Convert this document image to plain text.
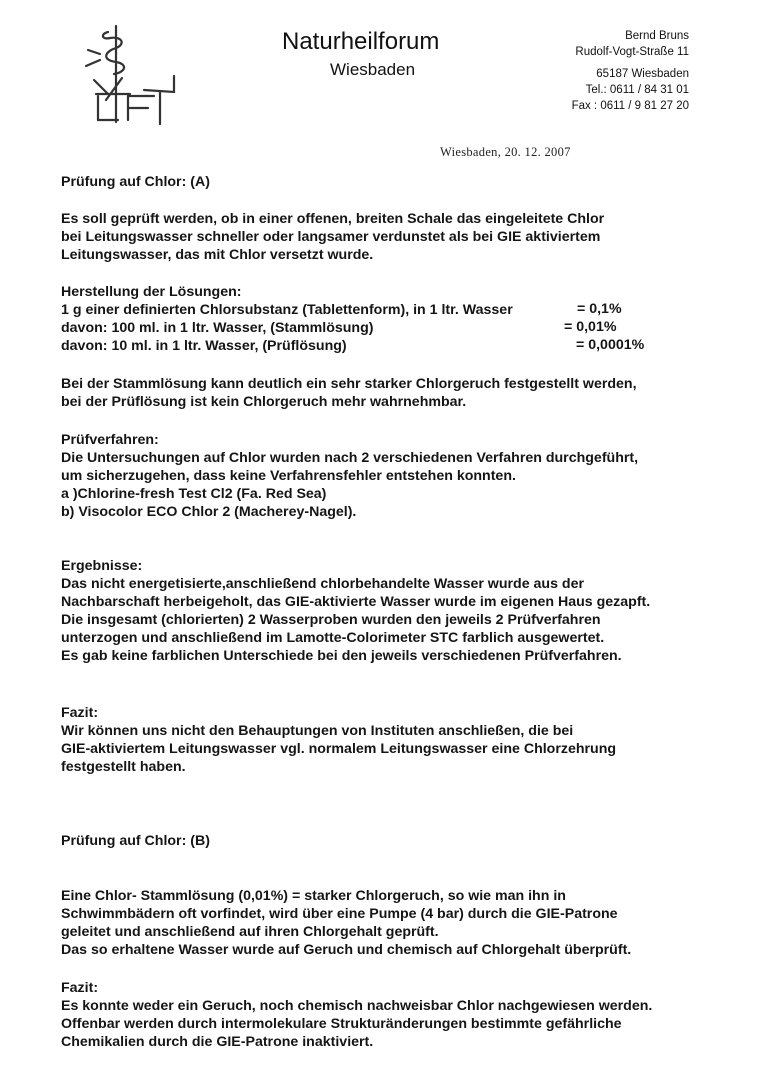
Naturheilforum
Wiesbaden
Bernd Bruns
Rudolf-Vogt-Straße 11
65187 Wiesbaden
Tel.: 0611 / 84 31 01
Fax : 0611 / 9 81 27 20
Wiesbaden, 20. 12. 2007
Prüfung auf Chlor: (A)
Es soll geprüft werden, ob in einer offenen, breiten Schale das eingeleitete Chlor
bei Leitungswasser schneller oder langsamer verdunstet als bei GIE aktiviertem
Leitungswasser, das mit Chlor versetzt wurde.
Herstellung der Lösungen:
1 g einer definierten Chlorsubstanz (Tablettenform), in 1 ltr. Wasser	= 0,1%
davon: 100 ml. in 1 ltr. Wasser, (Stammlösung)	= 0,01%
davon: 10 ml. in 1 ltr. Wasser, (Prüflösung)	= 0,0001%
Bei der Stammlösung kann deutlich ein sehr starker Chlorgeruch festgestellt werden,
bei der Prüflösung ist kein Chlorgeruch mehr wahrnehmbar.
Prüfverfahren:
Die Untersuchungen auf Chlor wurden nach 2 verschiedenen Verfahren durchgeführt,
um sicherzugehen, dass keine Verfahrensfehler entstehen konnten.
a )Chlorine-fresh Test Cl2 (Fa. Red Sea)
b) Visocolor ECO Chlor 2 (Macherey-Nagel).
Ergebnisse:
Das nicht energetisierte,anschließend chlorbehandelte Wasser wurde aus der
Nachbarschaft herbeigeholt, das GIE-aktivierte Wasser wurde im eigenen Haus gezapft.
Die insgesamt (chlorierten) 2 Wasserproben wurden den jeweils 2 Prüfverfahren
unterzogen und anschließend im Lamotte-Colorimeter STC farblich ausgewertet.
Es gab keine farblichen Unterschiede bei den jeweils verschiedenen Prüfverfahren.
Fazit:
Wir können uns nicht den Behauptungen von Instituten anschließen, die bei
GIE-aktiviertem Leitungswasser vgl. normalem Leitungswasser eine Chlorzehrung
festgestellt haben.
Prüfung auf Chlor: (B)
Eine Chlor- Stammlösung (0,01%) = starker Chlorgeruch, so wie man ihn in
Schwimmbädern oft vorfindet, wird über eine Pumpe (4 bar) durch die GIE-Patrone
geleitet und anschließend auf ihren Chlorgehalt geprüft.
Das so erhaltene Wasser wurde auf Geruch und chemisch auf Chlorgehalt überprüft.
Fazit:
Es konnte weder ein Geruch, noch chemisch nachweisbar Chlor nachgewiesen werden.
Offenbar werden durch intermolekulare Strukturänderungen bestimmte gefährliche
Chemikalien durch die GIE-Patrone inaktiviert.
· · ·
Copy each line of the data that contains the word "Stammlösung".

» Complete output:
davon: 100 ml. in 1 ltr. Wasser, (Stammlösung)	= 0,01%
Bei der Stammlösung kann deutlich ein sehr starker Chlorgeruch festgestellt werden,
Eine Chlor- Stammlösung (0,01%) = starker Chlorgeruch, so wie man ihn in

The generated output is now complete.